## [Prompt]
Extract every record, keeping each one exactly as it is.

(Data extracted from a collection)
<<<<

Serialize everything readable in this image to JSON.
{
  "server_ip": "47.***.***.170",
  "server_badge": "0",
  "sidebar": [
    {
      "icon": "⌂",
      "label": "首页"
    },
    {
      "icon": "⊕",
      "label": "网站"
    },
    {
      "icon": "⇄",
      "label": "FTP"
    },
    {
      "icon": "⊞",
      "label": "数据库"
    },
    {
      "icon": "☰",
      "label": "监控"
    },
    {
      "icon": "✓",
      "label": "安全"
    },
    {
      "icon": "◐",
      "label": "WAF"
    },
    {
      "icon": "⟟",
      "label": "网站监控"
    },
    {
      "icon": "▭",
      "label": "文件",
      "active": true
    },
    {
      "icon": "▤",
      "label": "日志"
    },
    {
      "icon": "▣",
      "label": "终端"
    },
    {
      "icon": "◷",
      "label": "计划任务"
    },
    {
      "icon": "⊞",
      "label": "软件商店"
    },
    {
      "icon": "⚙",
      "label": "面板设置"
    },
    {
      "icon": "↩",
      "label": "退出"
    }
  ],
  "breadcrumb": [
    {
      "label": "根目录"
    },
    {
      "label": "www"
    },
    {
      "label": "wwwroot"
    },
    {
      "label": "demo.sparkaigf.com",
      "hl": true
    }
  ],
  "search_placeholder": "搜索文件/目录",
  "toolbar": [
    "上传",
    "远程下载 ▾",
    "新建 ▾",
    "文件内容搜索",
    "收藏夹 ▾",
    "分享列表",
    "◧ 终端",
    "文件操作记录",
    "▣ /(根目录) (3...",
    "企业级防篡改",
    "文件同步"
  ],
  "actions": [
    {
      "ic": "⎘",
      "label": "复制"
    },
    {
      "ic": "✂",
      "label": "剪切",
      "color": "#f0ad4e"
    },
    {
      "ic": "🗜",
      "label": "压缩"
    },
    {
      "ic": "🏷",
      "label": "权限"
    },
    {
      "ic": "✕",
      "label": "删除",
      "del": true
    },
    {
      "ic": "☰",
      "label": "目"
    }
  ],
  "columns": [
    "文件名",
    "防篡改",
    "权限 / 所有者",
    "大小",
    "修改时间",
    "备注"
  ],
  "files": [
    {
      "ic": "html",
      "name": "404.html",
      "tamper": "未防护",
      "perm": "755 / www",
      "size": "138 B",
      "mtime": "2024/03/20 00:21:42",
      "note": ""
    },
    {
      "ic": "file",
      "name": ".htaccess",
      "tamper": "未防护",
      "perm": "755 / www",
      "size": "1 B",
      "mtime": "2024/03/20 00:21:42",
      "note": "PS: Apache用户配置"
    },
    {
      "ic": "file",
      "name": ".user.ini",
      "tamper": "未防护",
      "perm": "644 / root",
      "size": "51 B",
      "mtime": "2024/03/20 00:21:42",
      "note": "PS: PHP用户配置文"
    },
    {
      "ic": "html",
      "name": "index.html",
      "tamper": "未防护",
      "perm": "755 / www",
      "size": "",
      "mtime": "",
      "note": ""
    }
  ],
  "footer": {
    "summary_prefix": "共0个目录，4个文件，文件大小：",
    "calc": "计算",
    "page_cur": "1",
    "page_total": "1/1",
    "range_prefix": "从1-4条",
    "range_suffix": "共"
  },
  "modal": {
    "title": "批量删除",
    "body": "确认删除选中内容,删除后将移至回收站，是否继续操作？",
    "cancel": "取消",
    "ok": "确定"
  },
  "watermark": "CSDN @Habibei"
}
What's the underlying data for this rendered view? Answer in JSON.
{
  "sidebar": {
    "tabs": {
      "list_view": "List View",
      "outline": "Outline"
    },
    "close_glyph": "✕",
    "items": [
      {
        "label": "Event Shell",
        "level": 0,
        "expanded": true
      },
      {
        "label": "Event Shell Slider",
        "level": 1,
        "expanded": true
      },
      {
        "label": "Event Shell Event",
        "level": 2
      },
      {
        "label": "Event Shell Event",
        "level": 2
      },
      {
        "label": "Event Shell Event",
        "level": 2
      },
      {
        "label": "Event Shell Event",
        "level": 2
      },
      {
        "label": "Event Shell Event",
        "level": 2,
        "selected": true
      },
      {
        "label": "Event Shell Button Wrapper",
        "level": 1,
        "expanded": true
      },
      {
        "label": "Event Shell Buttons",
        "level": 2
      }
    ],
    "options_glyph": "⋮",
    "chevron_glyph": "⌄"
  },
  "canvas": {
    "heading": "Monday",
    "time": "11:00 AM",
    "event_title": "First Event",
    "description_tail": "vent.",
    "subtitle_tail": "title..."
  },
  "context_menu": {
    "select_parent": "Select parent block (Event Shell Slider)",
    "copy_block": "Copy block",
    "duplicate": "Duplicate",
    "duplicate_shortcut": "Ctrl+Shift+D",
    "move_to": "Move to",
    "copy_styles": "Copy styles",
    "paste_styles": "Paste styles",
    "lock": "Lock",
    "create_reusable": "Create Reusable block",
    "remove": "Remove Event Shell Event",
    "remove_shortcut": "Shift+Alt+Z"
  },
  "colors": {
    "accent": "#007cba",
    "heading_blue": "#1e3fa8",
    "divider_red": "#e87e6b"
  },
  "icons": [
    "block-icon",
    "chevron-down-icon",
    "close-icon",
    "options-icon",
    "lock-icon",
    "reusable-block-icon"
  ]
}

>>>>

## [Correct output]
Serialize everything readable in this image to JSON.
{
  "server_ip": "47.***.***.170",
  "server_badge": "0",
  "sidebar": [
    {
      "icon": "⌂",
      "label": "首页"
    },
    {
      "icon": "⊕",
      "label": "网站"
    },
    {
      "icon": "⇄",
      "label": "FTP"
    },
    {
      "icon": "⊞",
      "label": "数据库"
    },
    {
      "icon": "☰",
      "label": "监控"
    },
    {
      "icon": "✓",
      "label": "安全"
    },
    {
      "icon": "◐",
      "label": "WAF"
    },
    {
      "icon": "⟟",
      "label": "网站监控"
    },
    {
      "icon": "▭",
      "label": "文件",
      "active": true
    },
    {
      "icon": "▤",
      "label": "日志"
    },
    {
      "icon": "▣",
      "label": "终端"
    },
    {
      "icon": "◷",
      "label": "计划任务"
    },
    {
      "icon": "⊞",
      "label": "软件商店"
    },
    {
      "icon": "⚙",
      "label": "面板设置"
    },
    {
      "icon": "↩",
      "label": "退出"
    }
  ],
  "breadcrumb": [
    {
      "label": "根目录"
    },
    {
      "label": "www"
    },
    {
      "label": "wwwroot"
    },
    {
      "label": "demo.sparkaigf.com",
      "hl": true
    }
  ],
  "search_placeholder": "搜索文件/目录",
  "toolbar": [
    "上传",
    "远程下载 ▾",
    "新建 ▾",
    "文件内容搜索",
    "收藏夹 ▾",
    "分享列表",
    "◧ 终端",
    "文件操作记录",
    "▣ /(根目录) (3...",
    "企业级防篡改",
    "文件同步"
  ],
  "actions": [
    {
      "ic": "⎘",
      "label": "复制"
    },
    {
      "ic": "✂",
      "label": "剪切",
      "color": "#f0ad4e"
    },
    {
      "ic": "🗜",
      "label": "压缩"
    },
    {
      "ic": "🏷",
      "label": "权限"
    },
    {
      "ic": "✕",
      "label": "删除",
      "del": true
    },
    {
      "ic": "☰",
      "label": "目"
    }
  ],
  "columns": [
    "文件名",
    "防篡改",
    "权限 / 所有者",
    "大小",
    "修改时间",
    "备注"
  ],
  "files": [
    {
      "ic": "html",
      "name": "404.html",
      "tamper": "未防护",
      "perm": "755 / www",
      "size": "138 B",
      "mtime": "2024/03/20 00:21:42",
      "note": ""
    },
    {
      "ic": "file",
      "name": ".htaccess",
      "tamper": "未防护",
      "perm": "755 / www",
      "size": "1 B",
      "mtime": "2024/03/20 00:21:42",
      "note": "PS: Apache用户配置"
    },
    {
      "ic": "file",
      "name": ".user.ini",
      "tamper": "未防护",
      "perm": "644 / root",
      "size": "51 B",
      "mtime": "2024/03/20 00:21:42",
      "note": "PS: PHP用户配置文"
    },
    {
      "ic": "html",
      "name": "index.html",
      "tamper": "未防护",
      "perm": "755 / www",
      "size": "",
      "mtime": "",
      "note": ""
    }
  ],
  "footer": {
    "summary_prefix": "共0个目录，4个文件，文件大小：",
    "calc": "计算",
    "page_cur": "1",
    "page_total": "1/1",
    "range_prefix": "从1-4条",
    "range_suffix": "共"
  },
  "modal": {
    "title": "批量删除",
    "body": "确认删除选中内容,删除后将移至回收站，是否继续操作？",
    "cancel": "取消",
    "ok": "确定"
  },
  "watermark": "CSDN @Habibei"
}
What's the underlying data for this rendered view? Answer in JSON.
{
  "sidebar": {
    "tabs": {
      "list_view": "List View",
      "outline": "Outline"
    },
    "close_glyph": "✕",
    "items": [
      {
        "label": "Event Shell",
        "level": 0,
        "expanded": true
      },
      {
        "label": "Event Shell Slider",
        "level": 1,
        "expanded": true
      },
      {
        "label": "Event Shell Event",
        "level": 2
      },
      {
        "label": "Event Shell Event",
        "level": 2
      },
      {
        "label": "Event Shell Event",
        "level": 2
      },
      {
        "label": "Event Shell Event",
        "level": 2
      },
      {
        "label": "Event Shell Event",
        "level": 2,
        "selected": true
      },
      {
        "label": "Event Shell Button Wrapper",
        "level": 1,
        "expanded": true
      },
      {
        "label": "Event Shell Buttons",
        "level": 2
      }
    ],
    "options_glyph": "⋮",
    "chevron_glyph": "⌄"
  },
  "canvas": {
    "heading": "Monday",
    "time": "11:00 AM",
    "event_title": "First Event",
    "description_tail": "vent.",
    "subtitle_tail": "title..."
  },
  "context_menu": {
    "select_parent": "Select parent block (Event Shell Slider)",
    "copy_block": "Copy block",
    "duplicate": "Duplicate",
    "duplicate_shortcut": "Ctrl+Shift+D",
    "move_to": "Move to",
    "copy_styles": "Copy styles",
    "paste_styles": "Paste styles",
    "lock": "Lock",
    "create_reusable": "Create Reusable block",
    "remove": "Remove Event Shell Event",
    "remove_shortcut": "Shift+Alt+Z"
  },
  "colors": {
    "accent": "#007cba",
    "heading_blue": "#1e3fa8",
    "divider_red": "#e87e6b"
  },
  "icons": [
    "block-icon",
    "chevron-down-icon",
    "close-icon",
    "options-icon",
    "lock-icon",
    "reusable-block-icon"
  ]
}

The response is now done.